Repeat the material in full. Keep every line exactly as it is.
****************
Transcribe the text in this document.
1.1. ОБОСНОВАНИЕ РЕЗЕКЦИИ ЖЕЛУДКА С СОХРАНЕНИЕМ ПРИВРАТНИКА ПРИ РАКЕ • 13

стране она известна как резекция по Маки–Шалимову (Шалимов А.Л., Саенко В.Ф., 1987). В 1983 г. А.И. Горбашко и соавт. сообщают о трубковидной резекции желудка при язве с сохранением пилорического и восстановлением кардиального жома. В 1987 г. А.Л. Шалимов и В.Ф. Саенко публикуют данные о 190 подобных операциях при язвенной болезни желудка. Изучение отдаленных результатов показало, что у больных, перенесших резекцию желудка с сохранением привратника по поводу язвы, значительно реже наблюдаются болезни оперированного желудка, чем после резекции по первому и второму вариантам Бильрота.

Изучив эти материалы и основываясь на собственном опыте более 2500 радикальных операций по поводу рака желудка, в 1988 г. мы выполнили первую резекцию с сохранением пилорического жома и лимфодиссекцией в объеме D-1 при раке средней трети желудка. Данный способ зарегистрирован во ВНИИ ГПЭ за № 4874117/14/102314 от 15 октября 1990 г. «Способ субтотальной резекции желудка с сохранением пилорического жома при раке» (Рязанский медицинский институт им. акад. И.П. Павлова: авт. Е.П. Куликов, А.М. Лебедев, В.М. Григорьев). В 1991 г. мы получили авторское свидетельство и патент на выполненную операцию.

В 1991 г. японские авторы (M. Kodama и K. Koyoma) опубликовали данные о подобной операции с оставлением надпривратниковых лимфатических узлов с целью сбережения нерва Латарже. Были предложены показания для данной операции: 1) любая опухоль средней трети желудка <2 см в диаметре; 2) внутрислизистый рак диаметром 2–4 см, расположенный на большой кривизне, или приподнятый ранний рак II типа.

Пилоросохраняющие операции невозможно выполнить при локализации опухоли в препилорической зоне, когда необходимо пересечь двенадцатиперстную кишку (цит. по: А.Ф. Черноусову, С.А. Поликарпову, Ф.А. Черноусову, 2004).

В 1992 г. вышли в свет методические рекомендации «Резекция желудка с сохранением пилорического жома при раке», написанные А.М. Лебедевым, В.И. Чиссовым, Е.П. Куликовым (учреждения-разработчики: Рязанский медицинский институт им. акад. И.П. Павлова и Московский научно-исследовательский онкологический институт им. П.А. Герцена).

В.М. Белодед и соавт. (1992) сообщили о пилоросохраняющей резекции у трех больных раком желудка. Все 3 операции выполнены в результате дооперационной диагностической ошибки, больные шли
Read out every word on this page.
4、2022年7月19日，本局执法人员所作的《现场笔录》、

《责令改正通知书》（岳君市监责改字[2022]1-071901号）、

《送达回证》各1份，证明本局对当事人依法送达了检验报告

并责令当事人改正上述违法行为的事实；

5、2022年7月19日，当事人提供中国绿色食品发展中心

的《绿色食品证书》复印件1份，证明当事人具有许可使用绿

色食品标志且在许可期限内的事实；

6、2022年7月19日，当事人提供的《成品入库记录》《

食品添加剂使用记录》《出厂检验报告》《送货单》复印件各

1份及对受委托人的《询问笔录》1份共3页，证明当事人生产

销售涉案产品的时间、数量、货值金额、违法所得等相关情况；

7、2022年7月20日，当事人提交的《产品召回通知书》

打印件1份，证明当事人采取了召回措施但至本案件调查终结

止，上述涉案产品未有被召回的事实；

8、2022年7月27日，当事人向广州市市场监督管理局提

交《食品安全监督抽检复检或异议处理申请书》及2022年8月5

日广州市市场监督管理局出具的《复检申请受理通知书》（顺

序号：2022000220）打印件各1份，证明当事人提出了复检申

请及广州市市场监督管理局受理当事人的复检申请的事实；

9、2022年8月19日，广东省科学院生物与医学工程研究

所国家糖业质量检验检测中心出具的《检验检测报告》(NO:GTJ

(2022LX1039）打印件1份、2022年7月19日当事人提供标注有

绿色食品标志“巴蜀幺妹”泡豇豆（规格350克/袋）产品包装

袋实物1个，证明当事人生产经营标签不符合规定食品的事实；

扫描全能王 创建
****************
*Exercise result:*
Transcribe the text in this document.
1.1. ОБОСНОВАНИЕ РЕЗЕКЦИИ ЖЕЛУДКА С СОХРАНЕНИЕМ ПРИВРАТНИКА ПРИ РАКЕ • 13

стране она известна как резекция по Маки–Шалимову (Шалимов А.Л., Саенко В.Ф., 1987). В 1983 г. А.И. Горбашко и соавт. сообщают о трубковидной резекции желудка при язве с сохранением пилорического и восстановлением кардиального жома. В 1987 г. А.Л. Шалимов и В.Ф. Саенко публикуют данные о 190 подобных операциях при язвенной болезни желудка. Изучение отдаленных результатов показало, что у больных, перенесших резекцию желудка с сохранением привратника по поводу язвы, значительно реже наблюдаются болезни оперированного желудка, чем после резекции по первому и второму вариантам Бильрота.

Изучив эти материалы и основываясь на собственном опыте более 2500 радикальных операций по поводу рака желудка, в 1988 г. мы выполнили первую резекцию с сохранением пилорического жома и лимфодиссекцией в объеме D-1 при раке средней трети желудка. Данный способ зарегистрирован во ВНИИ ГПЭ за № 4874117/14/102314 от 15 октября 1990 г. «Способ субтотальной резекции желудка с сохранением пилорического жома при раке» (Рязанский медицинский институт им. акад. И.П. Павлова: авт. Е.П. Куликов, А.М. Лебедев, В.М. Григорьев). В 1991 г. мы получили авторское свидетельство и патент на выполненную операцию.

В 1991 г. японские авторы (M. Kodama и K. Koyoma) опубликовали данные о подобной операции с оставлением надпривратниковых лимфатических узлов с целью сбережения нерва Латарже. Были предложены показания для данной операции: 1) любая опухоль средней трети желудка <2 см в диаметре; 2) внутрислизистый рак диаметром 2–4 см, расположенный на большой кривизне, или приподнятый ранний рак II типа.

Пилоросохраняющие операции невозможно выполнить при локализации опухоли в препилорической зоне, когда необходимо пересечь двенадцатиперстную кишку (цит. по: А.Ф. Черноусову, С.А. Поликарпову, Ф.А. Черноусову, 2004).

В 1992 г. вышли в свет методические рекомендации «Резекция желудка с сохранением пилорического жома при раке», написанные А.М. Лебедевым, В.И. Чиссовым, Е.П. Куликовым (учреждения-разработчики: Рязанский медицинский институт им. акад. И.П. Павлова и Московский научно-исследовательский онкологический институт им. П.А. Герцена).

В.М. Белодед и соавт. (1992) сообщили о пилоросохраняющей резекции у трех больных раком желудка. Все 3 операции выполнены в результате дооперационной диагностической ошибки, больные шли
Read out every word on this page.
4、2022年7月19日，本局执法人员所作的《现场笔录》、

《责令改正通知书》（岳君市监责改字[2022]1-071901号）、

《送达回证》各1份，证明本局对当事人依法送达了检验报告

并责令当事人改正上述违法行为的事实；

5、2022年7月19日，当事人提供中国绿色食品发展中心

的《绿色食品证书》复印件1份，证明当事人具有许可使用绿

色食品标志且在许可期限内的事实；

6、2022年7月19日，当事人提供的《成品入库记录》《

食品添加剂使用记录》《出厂检验报告》《送货单》复印件各

1份及对受委托人的《询问笔录》1份共3页，证明当事人生产

销售涉案产品的时间、数量、货值金额、违法所得等相关情况；

7、2022年7月20日，当事人提交的《产品召回通知书》

打印件1份，证明当事人采取了召回措施但至本案件调查终结

止，上述涉案产品未有被召回的事实；

8、2022年7月27日，当事人向广州市市场监督管理局提

交《食品安全监督抽检复检或异议处理申请书》及2022年8月5

日广州市市场监督管理局出具的《复检申请受理通知书》（顺

序号：2022000220）打印件各1份，证明当事人提出了复检申

请及广州市市场监督管理局受理当事人的复检申请的事实；

9、2022年8月19日，广东省科学院生物与医学工程研究

所国家糖业质量检验检测中心出具的《检验检测报告》(NO:GTJ

(2022LX1039）打印件1份、2022年7月19日当事人提供标注有

绿色食品标志“巴蜀幺妹”泡豇豆（规格350克/袋）产品包装

袋实物1个，证明当事人生产经营标签不符合规定食品的事实；

扫描全能王 创建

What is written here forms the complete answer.